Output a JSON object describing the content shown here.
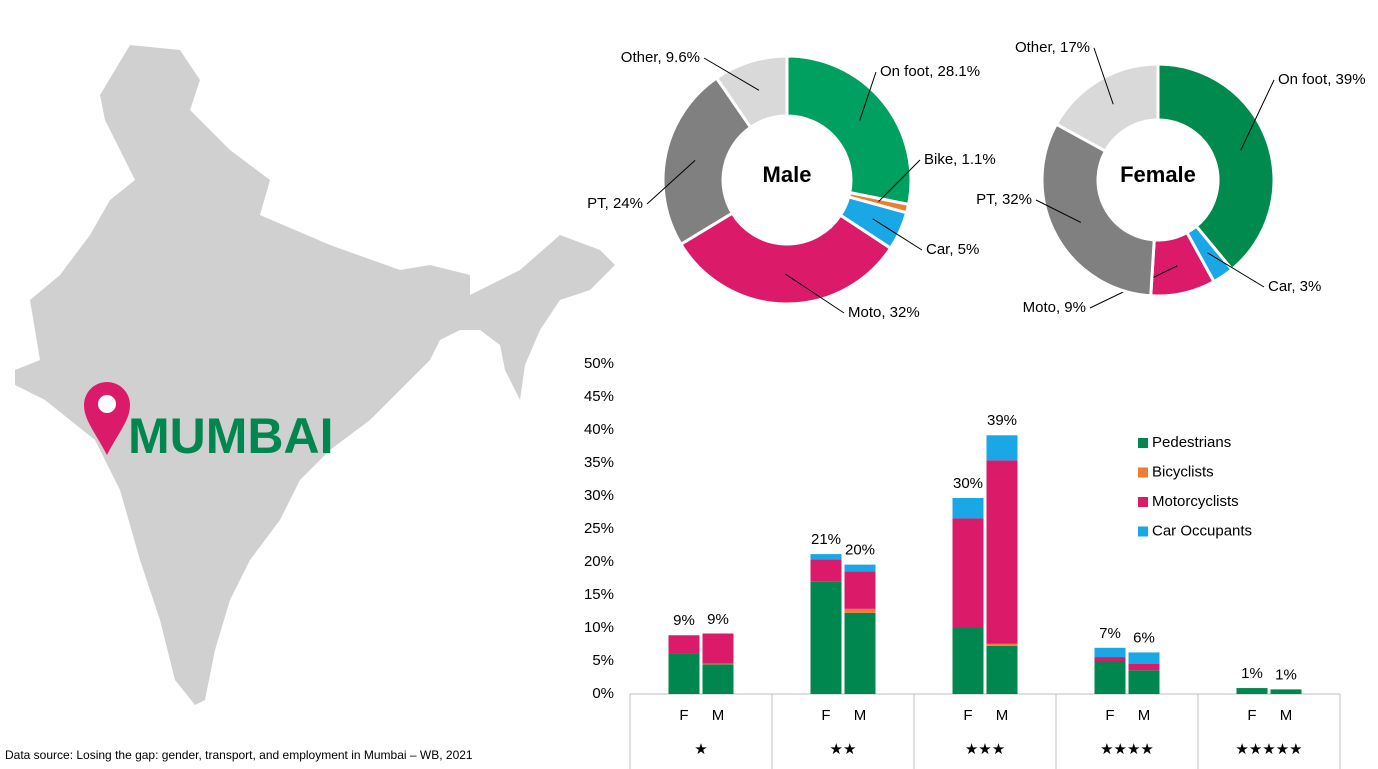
{
  "map_label": "MUMBAI",
  "source": "Data source: Losing the gap: gender, transport, and employment in Mumbai – WB, 2021",
  "chart_data": [
    {
      "type": "donut",
      "title": "Male",
      "values": [
        28.1,
        1.1,
        5,
        32,
        24,
        9.6
      ],
      "value_labels": [
        "On foot, 28.1%",
        "Bike, 1.1%",
        "Car, 5%",
        "Moto, 32%",
        "PT, 24%",
        "Other, 9.6%"
      ],
      "colors": [
        "#00a060",
        "#ed7d31",
        "#1aa7e6",
        "#dc1a6a",
        "#808080",
        "#d9d9d9"
      ]
    },
    {
      "type": "donut",
      "title": "Female",
      "values": [
        39,
        3,
        9,
        32,
        17
      ],
      "value_labels": [
        "On foot, 39%",
        "Car, 3%",
        "Moto, 9%",
        "PT, 32%",
        "Other, 17%"
      ],
      "colors": [
        "#008a4e",
        "#1aa7e6",
        "#dc1a6a",
        "#808080",
        "#d9d9d9"
      ]
    },
    {
      "type": "bar",
      "stacked": true,
      "categories": [
        "F",
        "M",
        "F",
        "M",
        "F",
        "M",
        "F",
        "M",
        "F",
        "M"
      ],
      "groups": [
        "★",
        "★★",
        "★★★",
        "★★★★",
        "★★★★★"
      ],
      "series": [
        {
          "name": "Pedestrians",
          "color": "#00874f",
          "values": [
            6.2,
            4.5,
            17,
            12.3,
            10,
            7.3,
            5,
            3.6,
            0.9,
            0.7
          ]
        },
        {
          "name": "Bicyclists",
          "color": "#ed7d31",
          "values": [
            0,
            0.1,
            0,
            0.6,
            0,
            0.3,
            0,
            0,
            0,
            0
          ]
        },
        {
          "name": "Motorcyclists",
          "color": "#dc1a6a",
          "values": [
            2.7,
            4.5,
            3.4,
            5.7,
            16.6,
            27.8,
            0.6,
            1,
            0,
            0
          ]
        },
        {
          "name": "Car Occupants",
          "color": "#1aa7e6",
          "values": [
            0,
            0.1,
            0.8,
            1,
            3.1,
            3.8,
            1.4,
            1.7,
            0,
            0
          ]
        }
      ],
      "totals": [
        8.9,
        9.1,
        21.2,
        19.6,
        29.7,
        39.2,
        7,
        6.3,
        0.9,
        0.7
      ],
      "total_labels": [
        "9%",
        "9%",
        "21%",
        "20%",
        "30%",
        "39%",
        "7%",
        "6%",
        "1%",
        "1%"
      ],
      "ylim": [
        0,
        50
      ],
      "yticks": [
        {
          "value": 0,
          "label": "0%"
        },
        {
          "value": 5,
          "label": "5%"
        },
        {
          "value": 10,
          "label": "10%"
        },
        {
          "value": 15,
          "label": "15%"
        },
        {
          "value": 20,
          "label": "20%"
        },
        {
          "value": 25,
          "label": "25%"
        },
        {
          "value": 30,
          "label": "30%"
        },
        {
          "value": 35,
          "label": "35%"
        },
        {
          "value": 40,
          "label": "40%"
        },
        {
          "value": 45,
          "label": "45%"
        },
        {
          "value": 50,
          "label": "50%"
        }
      ],
      "legend": "right"
    }
  ]
}
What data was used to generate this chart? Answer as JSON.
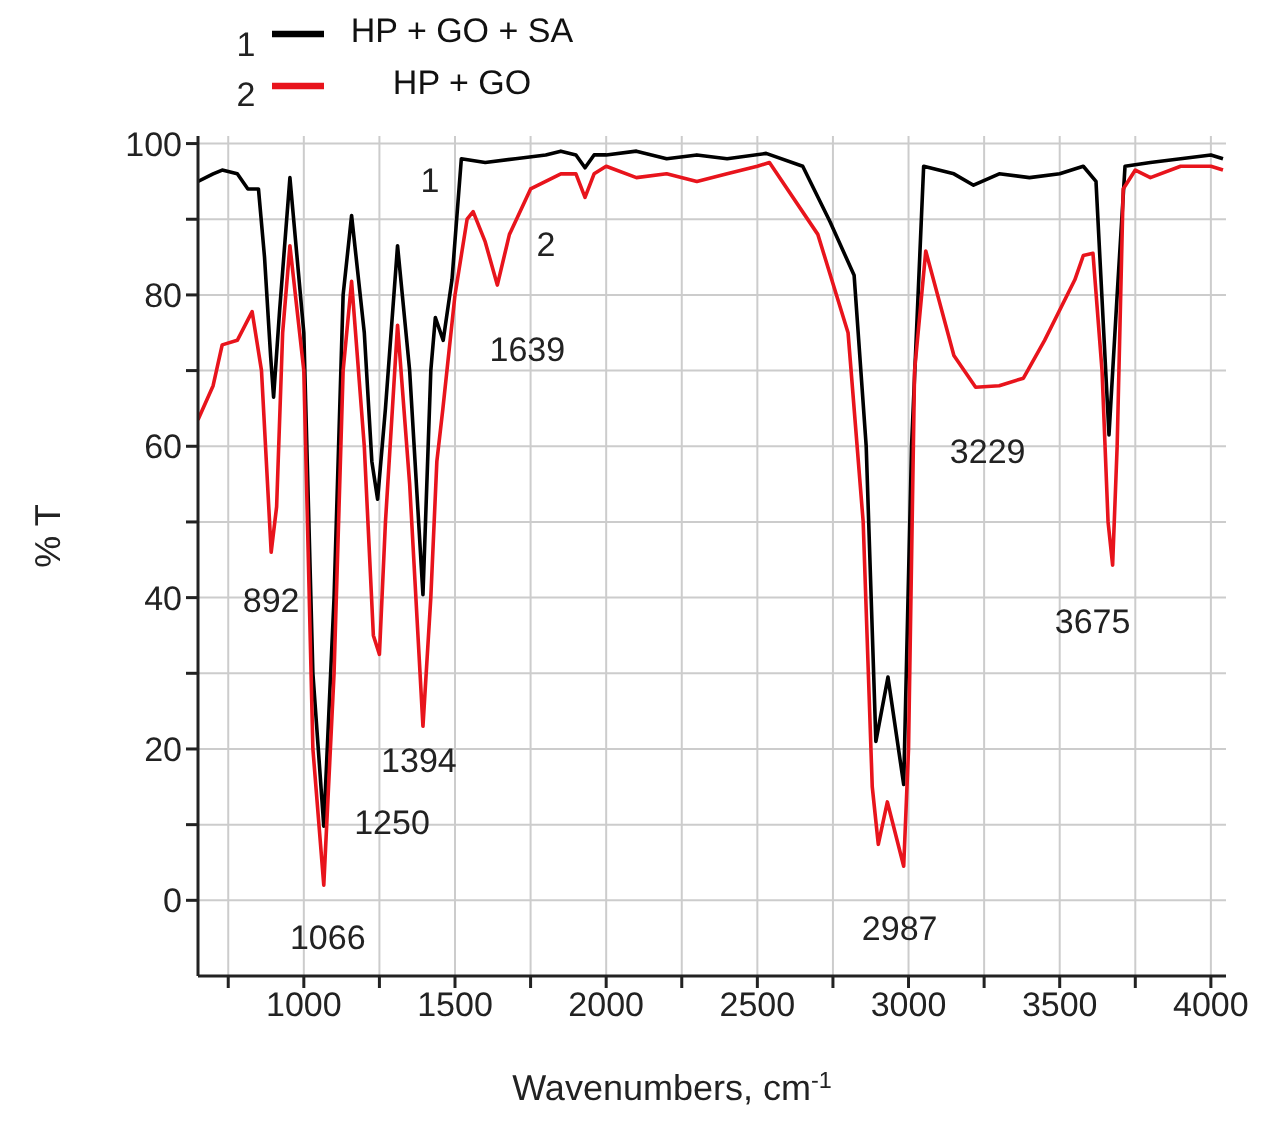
{
  "chart_data": {
    "type": "line",
    "xlabel": "Wavenumbers, cm$^{-1}$",
    "ylabel": "% T",
    "xlim": [
      650,
      4050
    ],
    "ylim": [
      -10,
      101
    ],
    "xticks": [
      {
        "value": 750,
        "label": null
      },
      1000,
      {
        "value": 1250,
        "label": null
      },
      1500,
      {
        "value": 1750,
        "label": null
      },
      2000,
      {
        "value": 2250,
        "label": null
      },
      2500,
      {
        "value": 2750,
        "label": null
      },
      3000,
      {
        "value": 3250,
        "label": null
      },
      3500,
      {
        "value": 3750,
        "label": null
      },
      4000
    ],
    "yticks": [
      0,
      {
        "value": 10,
        "label": null
      },
      20,
      {
        "value": 30,
        "label": null
      },
      40,
      {
        "value": 50,
        "label": null
      },
      60,
      {
        "value": 70,
        "label": null
      },
      80,
      {
        "value": 90,
        "label": null
      },
      100
    ],
    "grid": true,
    "legend": "top left",
    "marker": "none",
    "line_style": "solid",
    "series": [
      {
        "name": "HP + GO + SA",
        "color": "#000000",
        "x": [
          650,
          700,
          730,
          780,
          815,
          850,
          870,
          890,
          900,
          920,
          954,
          1000,
          1030,
          1066,
          1100,
          1130,
          1158,
          1200,
          1225,
          1244,
          1270,
          1310,
          1350,
          1394,
          1420,
          1435,
          1461,
          1490,
          1521,
          1600,
          1700,
          1800,
          1850,
          1900,
          1930,
          1960,
          2000,
          2100,
          2200,
          2300,
          2400,
          2529,
          2650,
          2740,
          2820,
          2860,
          2892,
          2932,
          2984,
          3010,
          3050,
          3150,
          3215,
          3300,
          3400,
          3500,
          3578,
          3620,
          3663,
          3690,
          3716,
          3800,
          3900,
          4000,
          4040
        ],
        "values": [
          95,
          96,
          96.5,
          96,
          94,
          94,
          85,
          72,
          66.5,
          78,
          95.5,
          75,
          30,
          9.8,
          40,
          80,
          90.5,
          75,
          58,
          53,
          65,
          86.5,
          70,
          40.4,
          70,
          77,
          74,
          82,
          98,
          97.5,
          98,
          98.5,
          99,
          98.5,
          96.8,
          98.5,
          98.5,
          99,
          98,
          98.5,
          98,
          98.7,
          97,
          89.7,
          82.6,
          60,
          21,
          29.5,
          15.3,
          60,
          97,
          96,
          94.5,
          96,
          95.5,
          96,
          97,
          95,
          61.5,
          80,
          97,
          97.5,
          98,
          98.5,
          98
        ]
      },
      {
        "name": "HP + GO",
        "color": "#e8141c",
        "x": [
          650,
          700,
          730,
          780,
          829,
          860,
          880,
          892,
          910,
          930,
          954,
          1000,
          1030,
          1066,
          1100,
          1130,
          1158,
          1200,
          1230,
          1250,
          1270,
          1310,
          1350,
          1394,
          1420,
          1440,
          1460,
          1500,
          1540,
          1560,
          1600,
          1640,
          1680,
          1750,
          1850,
          1900,
          1930,
          1960,
          2000,
          2100,
          2200,
          2300,
          2400,
          2500,
          2540,
          2700,
          2800,
          2850,
          2880,
          2900,
          2930,
          2984,
          3000,
          3020,
          3057,
          3150,
          3222,
          3300,
          3380,
          3450,
          3550,
          3578,
          3610,
          3640,
          3660,
          3675,
          3690,
          3710,
          3750,
          3800,
          3900,
          4000,
          4040
        ],
        "values": [
          63.5,
          68,
          73.4,
          74,
          77.8,
          70,
          55,
          46,
          52,
          75,
          86.5,
          70,
          20,
          2,
          30,
          70,
          81.8,
          60,
          35,
          32.5,
          50,
          76,
          55,
          23,
          40,
          58,
          65,
          80,
          90,
          91,
          87,
          81.3,
          88,
          94,
          96,
          96,
          92.9,
          96,
          97,
          95.5,
          96,
          95,
          96,
          97,
          97.5,
          88,
          75,
          50,
          15,
          7.4,
          13,
          4.5,
          20,
          70,
          85.8,
          72,
          67.8,
          68,
          69,
          74,
          82,
          85.2,
          85.5,
          70,
          50,
          44.3,
          60,
          94,
          96.5,
          95.5,
          97,
          97,
          96.5
        ]
      }
    ],
    "annotations": [
      "1",
      "2",
      {
        "text": "892",
        "x": 892,
        "y": 46
      },
      {
        "text": "1066",
        "x": 1066,
        "y": 2
      },
      "1250",
      {
        "text": "1394",
        "x": 1394,
        "y": 23
      },
      {
        "text": "1639",
        "x": 1640,
        "y": 81.3
      },
      {
        "text": "2987",
        "x": 2984,
        "y": 4.5
      },
      {
        "text": "3229",
        "x": 3222,
        "y": 67.8
      },
      {
        "text": "3675",
        "x": 3675,
        "y": 44.3
      },
      "1",
      "2"
    ]
  }
}
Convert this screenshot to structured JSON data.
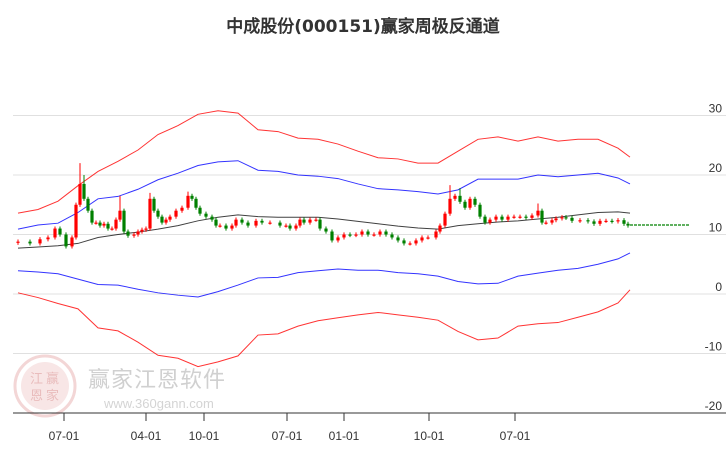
{
  "chart_data": {
    "type": "candlestick",
    "title": "中成股份(000151)赢家周极反通道",
    "xlabel": "",
    "ylabel": "",
    "ylim": [
      -20,
      34
    ],
    "xlim": [
      -0.25,
      169
    ],
    "grid": true,
    "yticks": [
      30,
      20,
      10,
      0,
      -10,
      -20
    ],
    "xticks": [
      {
        "t": 12.5,
        "label": "07-01"
      },
      {
        "t": 33,
        "label": "04-01"
      },
      {
        "t": 47.5,
        "label": "10-01"
      },
      {
        "t": 68.25,
        "label": "07-01"
      },
      {
        "t": 82.5,
        "label": "01-01"
      },
      {
        "t": 103.75,
        "label": "10-01"
      },
      {
        "t": 125.25,
        "label": "07-01"
      }
    ],
    "line_t": [
      1,
      6,
      11,
      16,
      21,
      26,
      31,
      36,
      41,
      46,
      51,
      56,
      61,
      66,
      71,
      76,
      81,
      86,
      91,
      96,
      101,
      106,
      111,
      116,
      121,
      126,
      131,
      136,
      141,
      146,
      151,
      154
    ],
    "series": [
      {
        "name": "upper-outer",
        "color": "#ff0000",
        "values": [
          13.6,
          14.2,
          15.6,
          18.2,
          20.6,
          22.3,
          24.2,
          26.8,
          28.3,
          30.2,
          30.8,
          30.4,
          27.6,
          27.3,
          26.2,
          26.0,
          25.2,
          24.0,
          22.9,
          22.7,
          22.0,
          22.0,
          24.0,
          26.0,
          26.4,
          25.7,
          26.4,
          25.7,
          26.0,
          26.0,
          24.5,
          23.0
        ]
      },
      {
        "name": "upper-inner",
        "color": "#0000ff",
        "values": [
          10.9,
          11.6,
          11.9,
          13.7,
          16.0,
          16.4,
          17.6,
          19.2,
          20.3,
          21.6,
          22.2,
          22.4,
          20.8,
          20.6,
          20.0,
          19.8,
          19.4,
          18.5,
          17.7,
          17.5,
          17.2,
          16.8,
          17.5,
          19.3,
          19.3,
          19.3,
          20.0,
          19.7,
          20.0,
          20.3,
          19.5,
          18.5
        ]
      },
      {
        "name": "middle",
        "color": "#000000",
        "values": [
          7.7,
          7.9,
          8.1,
          8.5,
          9.5,
          10.0,
          10.4,
          10.9,
          11.5,
          12.3,
          12.9,
          13.3,
          13.0,
          12.9,
          12.9,
          12.9,
          12.6,
          12.2,
          11.8,
          11.4,
          11.1,
          10.9,
          11.5,
          11.8,
          12.1,
          12.3,
          12.6,
          12.9,
          13.3,
          13.7,
          13.8,
          13.6
        ]
      },
      {
        "name": "lower-inner",
        "color": "#0000ff",
        "values": [
          3.9,
          3.7,
          3.4,
          2.5,
          1.6,
          1.5,
          0.8,
          0.2,
          -0.2,
          -0.5,
          0.4,
          1.5,
          2.7,
          2.8,
          3.6,
          3.9,
          4.2,
          4.0,
          4.0,
          3.6,
          3.4,
          3.0,
          2.1,
          1.7,
          1.8,
          3.0,
          3.5,
          4.0,
          4.3,
          5.0,
          5.9,
          6.9
        ]
      },
      {
        "name": "lower-outer",
        "color": "#ff0000",
        "values": [
          0.2,
          -0.6,
          -1.6,
          -2.5,
          -5.7,
          -6.2,
          -8.1,
          -10.3,
          -10.8,
          -12.2,
          -11.4,
          -10.4,
          -6.9,
          -6.7,
          -5.4,
          -4.5,
          -4.0,
          -3.5,
          -3.1,
          -3.5,
          -3.9,
          -4.4,
          -6.3,
          -7.7,
          -7.4,
          -5.4,
          -5.0,
          -4.8,
          -3.9,
          -3.0,
          -1.5,
          0.7
        ]
      }
    ],
    "forecast": {
      "color": "#008000",
      "t_start": 154,
      "t_end": 169,
      "value": 11.6
    },
    "candles": {
      "open_first": 8.6,
      "up_color": "#ff0000",
      "down_color": "#008000",
      "t": [
        1,
        4,
        6.5,
        8.5,
        10.25,
        11.5,
        13,
        14.5,
        15.5,
        16.5,
        17.5,
        18.5,
        19.5,
        20.5,
        21.5,
        22.5,
        23.5,
        24.5,
        25.5,
        26.5,
        27.5,
        28.5,
        30,
        31,
        32,
        33,
        34,
        35,
        36,
        37,
        38,
        39,
        40.5,
        42,
        43.5,
        44.5,
        45.5,
        46.5,
        48,
        49.5,
        50.5,
        51.5,
        53,
        54.5,
        55.5,
        57,
        58.5,
        60.5,
        62,
        64,
        66.5,
        68,
        69,
        70.5,
        71.5,
        72.5,
        74,
        75.5,
        76.5,
        78,
        79.5,
        81,
        82.5,
        84,
        85.5,
        87,
        88.5,
        90,
        91.5,
        93,
        94.5,
        96,
        97.5,
        99,
        100.5,
        102,
        103.5,
        105.5,
        106.5,
        107.75,
        109,
        110.25,
        111.5,
        112.75,
        114,
        115.25,
        116.5,
        117.75,
        119,
        120.5,
        122,
        123.5,
        125,
        126.5,
        128,
        129.5,
        131,
        132,
        133,
        134.5,
        135.5,
        137,
        138,
        139.5,
        141.5,
        143.5,
        145,
        146.5,
        148,
        149.5,
        151,
        152.5,
        153.5
      ],
      "close": [
        8.8,
        8.5,
        9.2,
        9.5,
        11.0,
        10.0,
        8.0,
        9.5,
        15.0,
        18.5,
        16.0,
        14.0,
        12.0,
        12.0,
        11.5,
        11.8,
        11.0,
        11.0,
        12.5,
        14.0,
        10.5,
        9.8,
        10.0,
        10.5,
        10.8,
        11.0,
        16.0,
        14.0,
        13.0,
        12.0,
        12.5,
        13.0,
        14.0,
        14.5,
        16.5,
        16.0,
        14.5,
        13.5,
        13.0,
        12.5,
        11.5,
        11.5,
        11.0,
        11.5,
        12.5,
        12.0,
        11.5,
        12.3,
        12.0,
        12.0,
        11.5,
        11.5,
        11.0,
        11.5,
        12.5,
        12.0,
        12.5,
        12.5,
        11.0,
        10.5,
        9.0,
        9.5,
        10.0,
        9.9,
        10.0,
        10.5,
        10.0,
        10.0,
        10.5,
        10.0,
        9.5,
        9.0,
        8.5,
        8.5,
        9.0,
        9.5,
        9.5,
        10.5,
        11.5,
        13.5,
        16.0,
        16.5,
        15.5,
        14.5,
        16.0,
        15.0,
        13.0,
        12.0,
        12.5,
        13.0,
        12.5,
        13.0,
        13.0,
        13.0,
        12.8,
        13.2,
        14.0,
        12.0,
        12.0,
        12.4,
        12.7,
        12.9,
        12.8,
        12.3,
        12.4,
        12.2,
        11.8,
        12.3,
        12.3,
        12.2,
        12.4,
        11.8,
        11.5
      ],
      "high_overrides": {
        "16.5": 22.0,
        "17.5": 20.0,
        "26.5": 16.5,
        "34": 17.0,
        "43.5": 17.2,
        "109": 18.3,
        "111.5": 17.8,
        "131": 15.2
      }
    }
  },
  "watermark": {
    "brand": "赢家江恩软件",
    "url": "www.360gann.com",
    "seal": [
      "江",
      "赢",
      "恩",
      "家"
    ]
  }
}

===

▸ Work to complete
Show every line from the listing above in which the string "name" appears.

▸ Correct answer
          "name": "Pedestrians",
          "name": "Bicyclists",
          "name": "Motorcyclists",
          "name": "Car Occupants",
        "name": "HP + GO + SA",
        "name": "HP + GO",
        "name": "upper-outer",
        "name": "upper-inner",
        "name": "middle",
        "name": "lower-inner",
        "name": "lower-outer",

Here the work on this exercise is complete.